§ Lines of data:
-- begin --
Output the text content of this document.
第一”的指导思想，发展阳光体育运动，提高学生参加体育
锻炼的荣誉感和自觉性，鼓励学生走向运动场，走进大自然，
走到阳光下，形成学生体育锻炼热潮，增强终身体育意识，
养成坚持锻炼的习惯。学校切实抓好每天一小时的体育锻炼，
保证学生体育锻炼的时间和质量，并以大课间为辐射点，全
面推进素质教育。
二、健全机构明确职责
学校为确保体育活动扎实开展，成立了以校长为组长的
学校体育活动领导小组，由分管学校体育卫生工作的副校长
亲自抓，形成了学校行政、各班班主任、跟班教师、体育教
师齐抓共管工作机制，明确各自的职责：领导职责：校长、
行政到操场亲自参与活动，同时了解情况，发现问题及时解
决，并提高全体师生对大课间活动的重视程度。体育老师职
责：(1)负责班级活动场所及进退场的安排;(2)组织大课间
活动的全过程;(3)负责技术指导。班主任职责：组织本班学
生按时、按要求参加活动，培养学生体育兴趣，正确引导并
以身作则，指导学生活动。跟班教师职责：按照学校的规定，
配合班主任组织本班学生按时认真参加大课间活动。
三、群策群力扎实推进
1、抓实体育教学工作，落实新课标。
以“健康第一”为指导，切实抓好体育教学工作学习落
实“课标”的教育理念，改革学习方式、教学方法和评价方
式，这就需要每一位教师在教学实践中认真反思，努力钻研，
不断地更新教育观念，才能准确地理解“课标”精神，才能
-- end --
§ Given problem: Give a word-for-word copy of the records.

§ Answer to this exercise:
Output the text content of this document.
第一”的指导思想，发展阳光体育运动，提高学生参加体育
锻炼的荣誉感和自觉性，鼓励学生走向运动场，走进大自然，
走到阳光下，形成学生体育锻炼热潮，增强终身体育意识，
养成坚持锻炼的习惯。学校切实抓好每天一小时的体育锻炼，
保证学生体育锻炼的时间和质量，并以大课间为辐射点，全
面推进素质教育。
二、健全机构明确职责
学校为确保体育活动扎实开展，成立了以校长为组长的
学校体育活动领导小组，由分管学校体育卫生工作的副校长
亲自抓，形成了学校行政、各班班主任、跟班教师、体育教
师齐抓共管工作机制，明确各自的职责：领导职责：校长、
行政到操场亲自参与活动，同时了解情况，发现问题及时解
决，并提高全体师生对大课间活动的重视程度。体育老师职
责：(1)负责班级活动场所及进退场的安排;(2)组织大课间
活动的全过程;(3)负责技术指导。班主任职责：组织本班学
生按时、按要求参加活动，培养学生体育兴趣，正确引导并
以身作则，指导学生活动。跟班教师职责：按照学校的规定，
配合班主任组织本班学生按时认真参加大课间活动。
三、群策群力扎实推进
1、抓实体育教学工作，落实新课标。
以“健康第一”为指导，切实抓好体育教学工作学习落
实“课标”的教育理念，改革学习方式、教学方法和评价方
式，这就需要每一位教师在教学实践中认真反思，努力钻研，
不断地更新教育观念，才能准确地理解“课标”精神，才能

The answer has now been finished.